> Written request: Search the listing below for the string "color" and copy every line where it occurs.

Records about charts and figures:
----

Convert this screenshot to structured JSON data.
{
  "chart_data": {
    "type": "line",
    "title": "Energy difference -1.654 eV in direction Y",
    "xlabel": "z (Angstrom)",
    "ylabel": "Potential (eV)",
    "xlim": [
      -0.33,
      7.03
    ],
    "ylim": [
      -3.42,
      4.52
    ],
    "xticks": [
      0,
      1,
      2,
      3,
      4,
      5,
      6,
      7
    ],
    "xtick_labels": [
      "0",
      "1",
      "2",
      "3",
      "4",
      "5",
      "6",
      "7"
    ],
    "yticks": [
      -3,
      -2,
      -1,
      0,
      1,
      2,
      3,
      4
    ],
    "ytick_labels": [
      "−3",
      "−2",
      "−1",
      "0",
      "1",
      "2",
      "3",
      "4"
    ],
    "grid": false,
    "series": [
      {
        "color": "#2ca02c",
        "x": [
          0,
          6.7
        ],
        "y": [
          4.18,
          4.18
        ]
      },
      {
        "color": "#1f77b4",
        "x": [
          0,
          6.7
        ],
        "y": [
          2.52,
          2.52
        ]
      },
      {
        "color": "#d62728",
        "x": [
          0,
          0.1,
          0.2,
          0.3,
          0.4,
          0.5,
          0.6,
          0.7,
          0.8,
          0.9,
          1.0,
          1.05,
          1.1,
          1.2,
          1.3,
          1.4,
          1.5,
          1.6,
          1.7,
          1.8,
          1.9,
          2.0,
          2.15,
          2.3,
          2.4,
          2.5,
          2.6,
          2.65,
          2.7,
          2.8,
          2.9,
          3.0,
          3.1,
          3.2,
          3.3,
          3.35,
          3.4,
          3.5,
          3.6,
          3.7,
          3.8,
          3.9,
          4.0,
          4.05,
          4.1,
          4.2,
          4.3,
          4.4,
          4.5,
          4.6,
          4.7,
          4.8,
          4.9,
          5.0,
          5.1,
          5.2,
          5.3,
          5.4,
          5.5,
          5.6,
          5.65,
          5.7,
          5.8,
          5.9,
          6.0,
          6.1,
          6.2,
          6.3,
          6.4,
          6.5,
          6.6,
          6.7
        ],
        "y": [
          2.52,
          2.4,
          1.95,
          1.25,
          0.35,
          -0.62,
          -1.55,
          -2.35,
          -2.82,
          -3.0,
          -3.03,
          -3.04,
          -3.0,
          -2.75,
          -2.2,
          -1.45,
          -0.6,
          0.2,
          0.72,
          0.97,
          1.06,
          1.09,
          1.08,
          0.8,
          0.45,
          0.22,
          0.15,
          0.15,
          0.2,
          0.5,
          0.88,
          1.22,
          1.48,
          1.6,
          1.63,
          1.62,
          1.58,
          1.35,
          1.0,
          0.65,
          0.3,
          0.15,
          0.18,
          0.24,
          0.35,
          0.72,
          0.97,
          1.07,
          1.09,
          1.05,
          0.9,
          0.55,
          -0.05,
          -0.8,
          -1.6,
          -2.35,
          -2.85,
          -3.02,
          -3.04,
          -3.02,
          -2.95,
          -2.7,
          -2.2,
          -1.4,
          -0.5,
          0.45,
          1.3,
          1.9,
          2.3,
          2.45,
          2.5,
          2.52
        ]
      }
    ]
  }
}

----

> Complete response:
        "color": "#2ca02c",
        "color": "#1f77b4",
        "color": "#d62728",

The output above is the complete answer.